Do this: From the entries below, copy every line where the string "Opportunity" appears.

[Records about charts and figures]
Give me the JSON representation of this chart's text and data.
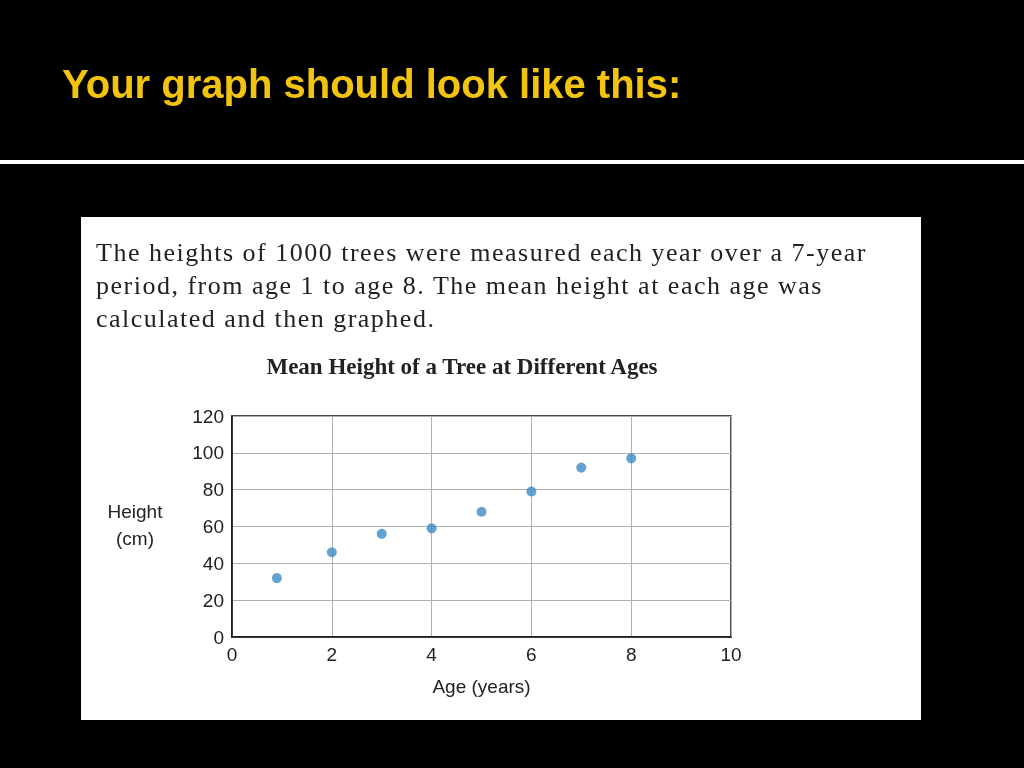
{
  "chart_data": {
    "type": "scatter",
    "title": "Mean Height of a Tree at Different Ages",
    "xlabel": "Age (years)",
    "ylabel": "Height (cm)",
    "annotations": [
      "Your graph should look like this:",
      "The heights of 1000 trees were measured each year over a 7-year period, from age 1 to age 8. The mean height at each age was calculated and then graphed."
    ],
    "x": [
      0.9,
      2,
      3,
      4,
      5,
      6,
      7,
      8
    ],
    "values": [
      32,
      46,
      56,
      59,
      68,
      79,
      92,
      97
    ],
    "color": "#3d8cc4",
    "xlim": [
      0,
      10
    ],
    "xticks": [
      0,
      2,
      4,
      6,
      8,
      10
    ],
    "ylim": [
      0,
      120
    ],
    "yticks": [
      0,
      20,
      40,
      60,
      80,
      100,
      120
    ],
    "grid": true,
    "marker": "circle"
  }
}
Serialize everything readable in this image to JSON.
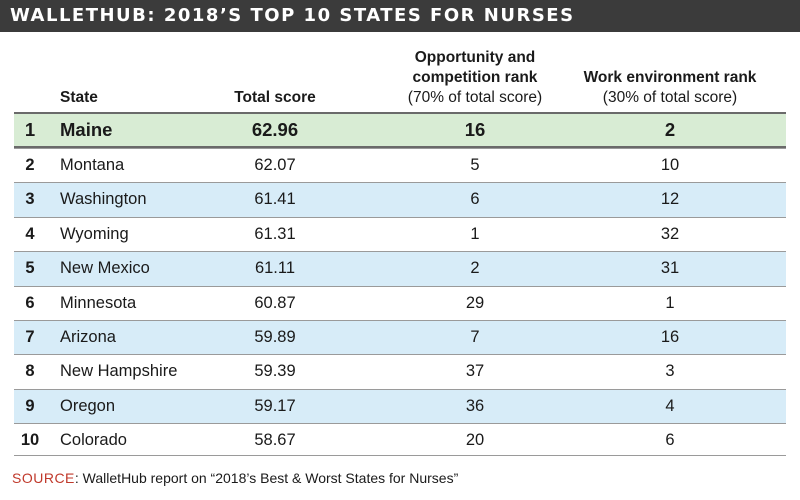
{
  "title": "WALLETHUB: 2018’S TOP 10 STATES FOR NURSES",
  "headers": {
    "state": "State",
    "total": "Total score",
    "opp_line1": "Opportunity and",
    "opp_line2": "competition rank",
    "opp_note": "(70% of total score)",
    "work_line1": "Work environment rank",
    "work_note": "(30% of total score)"
  },
  "colors": {
    "title_bar": "#3b3b3b",
    "highlight_row": "#d8ecd4",
    "alternate_row": "#d7ecf8",
    "source_label": "#c0392b"
  },
  "source": {
    "label": "SOURCE",
    "text": ": WalletHub report on “2018’s Best & Worst States for Nurses”"
  },
  "chart_data": {
    "type": "table",
    "title": "WALLETHUB: 2018’S TOP 10 STATES FOR NURSES",
    "columns": [
      "",
      "State",
      "Total score",
      "Opportunity and competition rank (70% of total score)",
      "Work environment rank (30% of total score)"
    ],
    "rows": [
      {
        "rank": "1",
        "state": "Maine",
        "total": "62.96",
        "opp": "16",
        "work": "2"
      },
      {
        "rank": "2",
        "state": "Montana",
        "total": "62.07",
        "opp": "5",
        "work": "10"
      },
      {
        "rank": "3",
        "state": "Washington",
        "total": "61.41",
        "opp": "6",
        "work": "12"
      },
      {
        "rank": "4",
        "state": "Wyoming",
        "total": "61.31",
        "opp": "1",
        "work": "32"
      },
      {
        "rank": "5",
        "state": "New Mexico",
        "total": "61.11",
        "opp": "2",
        "work": "31"
      },
      {
        "rank": "6",
        "state": "Minnesota",
        "total": "60.87",
        "opp": "29",
        "work": "1"
      },
      {
        "rank": "7",
        "state": "Arizona",
        "total": "59.89",
        "opp": "7",
        "work": "16"
      },
      {
        "rank": "8",
        "state": "New Hampshire",
        "total": "59.39",
        "opp": "37",
        "work": "3"
      },
      {
        "rank": "9",
        "state": "Oregon",
        "total": "59.17",
        "opp": "36",
        "work": "4"
      },
      {
        "rank": "10",
        "state": "Colorado",
        "total": "58.67",
        "opp": "20",
        "work": "6"
      }
    ]
  }
}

Written answer:
    "opp_line1": "Opportunity and",
      "Opportunity and competition rank (70% of total score)",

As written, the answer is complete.